Quoted text ->
----------
I made a bed tramming tool to use on the Bridgeport. Shaft fits a 10mm collet or chuck. Length, angle and gauge rotation adjustable with grubscrews. Shaft is a 4 ton press-fit into the arm. Don’t think it is going to move. Whole thing made from scrap-bin silver-steel rod ends.
After watching Youtube vids from Joe Pieczynski https://www.youtube.com/watch?v=1MrjnIcscxI and Rober Witkamp https://www.youtube.com/watch?v=iNhQYFsou1Y, I decided I had better make a lath tool height gauge for my Colchester 1800.
The gauge is made from stainless steel at the top and aluminium at the bottom, with a 20mm x 10mm rare-earth magnet epoxied into the base, inset about 0.2mm. I used a hydraulic press to fit a spigot turned on the stainless section into a reamed hole in the aluminium. Didn’t feel the need for a roll pin or thread.
Overall height is about 160mm, diameter is 30mm. Using a fingernail, I can now set my tools to within a few tens of micrometres of centre in a few seconds.
As an exercise in milling and turning, I decided to have a bash at making a 0 degree six-quarter-wave 3dB ring hybrid to use with a pair of DF9IC 250W 1.3GHz PA modules. It was huge fun, although if I charged my time I think it would be scarily expensive! The finished thing is about 145mm diameter, with three N sockets for the two PAs and a dump port, and a 7-16 DIN for the output port.
----------
Supplied records ->
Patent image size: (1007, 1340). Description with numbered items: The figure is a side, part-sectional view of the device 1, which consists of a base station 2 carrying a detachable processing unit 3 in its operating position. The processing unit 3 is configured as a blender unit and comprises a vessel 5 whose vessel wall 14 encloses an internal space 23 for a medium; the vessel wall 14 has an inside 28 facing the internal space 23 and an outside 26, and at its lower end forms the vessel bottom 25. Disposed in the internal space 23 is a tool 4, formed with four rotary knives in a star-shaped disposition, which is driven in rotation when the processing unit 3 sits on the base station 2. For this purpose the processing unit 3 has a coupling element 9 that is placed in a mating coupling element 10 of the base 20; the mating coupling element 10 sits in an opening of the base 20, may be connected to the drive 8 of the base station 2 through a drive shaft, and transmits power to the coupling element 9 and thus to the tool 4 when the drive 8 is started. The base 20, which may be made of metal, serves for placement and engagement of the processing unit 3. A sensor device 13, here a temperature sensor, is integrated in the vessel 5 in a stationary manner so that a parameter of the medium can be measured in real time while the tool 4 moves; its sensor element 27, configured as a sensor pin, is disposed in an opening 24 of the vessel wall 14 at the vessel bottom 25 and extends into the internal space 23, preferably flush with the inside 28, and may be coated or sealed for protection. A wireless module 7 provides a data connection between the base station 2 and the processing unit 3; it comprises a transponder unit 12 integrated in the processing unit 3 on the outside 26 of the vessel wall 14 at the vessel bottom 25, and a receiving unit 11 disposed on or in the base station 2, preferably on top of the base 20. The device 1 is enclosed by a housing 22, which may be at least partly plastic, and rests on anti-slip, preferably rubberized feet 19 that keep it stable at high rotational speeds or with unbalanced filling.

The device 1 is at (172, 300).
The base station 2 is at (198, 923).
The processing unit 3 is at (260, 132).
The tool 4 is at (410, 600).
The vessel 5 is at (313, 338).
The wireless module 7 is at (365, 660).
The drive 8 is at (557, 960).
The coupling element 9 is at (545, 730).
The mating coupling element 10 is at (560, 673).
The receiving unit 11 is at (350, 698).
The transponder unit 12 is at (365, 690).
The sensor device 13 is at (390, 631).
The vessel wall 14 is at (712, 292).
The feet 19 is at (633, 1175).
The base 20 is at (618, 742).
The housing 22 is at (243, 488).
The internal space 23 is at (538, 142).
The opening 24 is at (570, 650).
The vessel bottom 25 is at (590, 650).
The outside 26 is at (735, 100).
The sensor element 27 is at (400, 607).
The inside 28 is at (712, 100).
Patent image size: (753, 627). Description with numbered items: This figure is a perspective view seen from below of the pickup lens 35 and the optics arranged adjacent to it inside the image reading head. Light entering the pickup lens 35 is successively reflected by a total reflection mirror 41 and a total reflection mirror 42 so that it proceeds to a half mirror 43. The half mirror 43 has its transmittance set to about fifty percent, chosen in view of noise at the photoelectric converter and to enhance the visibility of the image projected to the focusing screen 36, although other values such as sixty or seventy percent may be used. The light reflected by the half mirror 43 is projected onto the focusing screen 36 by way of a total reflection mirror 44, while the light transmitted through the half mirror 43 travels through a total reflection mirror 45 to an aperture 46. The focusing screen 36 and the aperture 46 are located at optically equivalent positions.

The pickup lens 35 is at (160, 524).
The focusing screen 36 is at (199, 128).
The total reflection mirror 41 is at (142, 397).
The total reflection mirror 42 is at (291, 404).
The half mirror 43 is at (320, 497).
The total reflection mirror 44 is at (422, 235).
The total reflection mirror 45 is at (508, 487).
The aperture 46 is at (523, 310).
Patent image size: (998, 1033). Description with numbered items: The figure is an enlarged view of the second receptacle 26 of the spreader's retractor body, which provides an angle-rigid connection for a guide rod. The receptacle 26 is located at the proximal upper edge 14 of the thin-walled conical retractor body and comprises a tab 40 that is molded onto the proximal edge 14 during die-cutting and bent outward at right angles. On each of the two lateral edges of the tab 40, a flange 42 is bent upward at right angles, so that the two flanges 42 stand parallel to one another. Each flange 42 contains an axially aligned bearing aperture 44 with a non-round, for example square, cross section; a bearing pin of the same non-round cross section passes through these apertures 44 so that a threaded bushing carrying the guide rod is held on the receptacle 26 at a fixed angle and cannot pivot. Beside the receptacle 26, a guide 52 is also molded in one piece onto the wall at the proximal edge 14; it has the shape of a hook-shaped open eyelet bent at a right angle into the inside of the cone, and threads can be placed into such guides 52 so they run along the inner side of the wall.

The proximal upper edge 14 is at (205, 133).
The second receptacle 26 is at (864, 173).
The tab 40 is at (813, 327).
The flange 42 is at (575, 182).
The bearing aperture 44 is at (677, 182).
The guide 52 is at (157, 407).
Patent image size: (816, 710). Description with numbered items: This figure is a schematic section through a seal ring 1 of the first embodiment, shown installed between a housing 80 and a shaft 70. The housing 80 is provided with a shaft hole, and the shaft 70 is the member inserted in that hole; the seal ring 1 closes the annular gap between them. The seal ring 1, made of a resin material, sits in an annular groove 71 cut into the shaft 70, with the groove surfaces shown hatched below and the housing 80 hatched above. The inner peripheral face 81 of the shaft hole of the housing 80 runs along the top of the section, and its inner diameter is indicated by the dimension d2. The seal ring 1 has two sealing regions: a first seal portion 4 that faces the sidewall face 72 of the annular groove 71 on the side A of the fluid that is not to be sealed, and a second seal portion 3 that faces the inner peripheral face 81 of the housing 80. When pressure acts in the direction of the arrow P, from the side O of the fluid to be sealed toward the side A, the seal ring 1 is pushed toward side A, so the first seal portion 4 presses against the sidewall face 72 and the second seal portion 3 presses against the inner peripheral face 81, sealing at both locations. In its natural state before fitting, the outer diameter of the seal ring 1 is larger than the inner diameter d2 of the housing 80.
----------
Written request -> Please carry on the home-workshop write-up from its last sentence, keeping the same first-person voice.

Exercise answer ->
Starting from a piece of 150 x 25 aluminium bar, I turned a giant Polo mint, then used a rotary table on the mill to remove a 17.3mm deep by 19.4mm wide channel. According to a simulation using ATLC2, that would give 70.7 ohm characteristic impedance (50*sqrt(2)) with a 6mm round centre conductor.
The ring was soldered using a blowtorch, although I think the 75W iron would have done it OK.
During the build, I snapped off the 7mm pin from the 7-16 DIN socket, so had to drill the pin and the back of the socket and insert a 2mm copper tube, which was then soldered in place.
I milled flats at 60 degree intervals and drilled 4mm clearance holes for the centre PTFE sleeves of the N sockets, and tapped 3mm mounting holes. I made 4mm tapped holes and 16mm clearance plus a stepped indent for the 7-16 DIN socket.
Had to shorten the cap screws by screwing them into a tapped plate, bandsawing them off and touching them on the grinder.
To ensure the centre conductor was exactly in the correct position for drilling and soldering, I made up some spacers, which were pushed in to the groove. I set up some springy wire to ensure the tube was held in tension and then clamped the spacers with some 2 inch Kant Twist clamps.
Spacer detail – 19.4 mm wide, 6.05 mm slot, 5mm thick, 18.5mm high to fit 17.3mm groove.
Spacer in place, ready to clamp
The 2mm tubes were soldered to the each of the sockets and cut to length. The tube was drilled through the socket centre hole. The 2mm tubes were pushed through and cut to length, then soldered to the ring.
Should really have filed the solder flat.
I tapped 5mm mounting holes underneath at 135mm spacing.
Top view without the lid.
and with the lid bolted in place
Firs measurements show the balance is OK to 0.3dB from 1240 to 1370MHz. With 15dBm in, I got 12.15 from one port and 11.85 from the other, with -15.6dBm from the dump port
With all three Ns terminated in 50 ohms and +15dBm on the DIN, I saw -35.6dB at the dummy load port at 1296MHz and 26.4dB at 1306MHz.
Input return loss to the DIN port was worse than I expected, at 17.3dB from 1240 to 1370MHz. I need to investigate that more closely.
Removing one of the 50 ohm loads, the level at the dump port rose to +10.22dBm
I have not tested the input RL at the two 0-degree ports yet.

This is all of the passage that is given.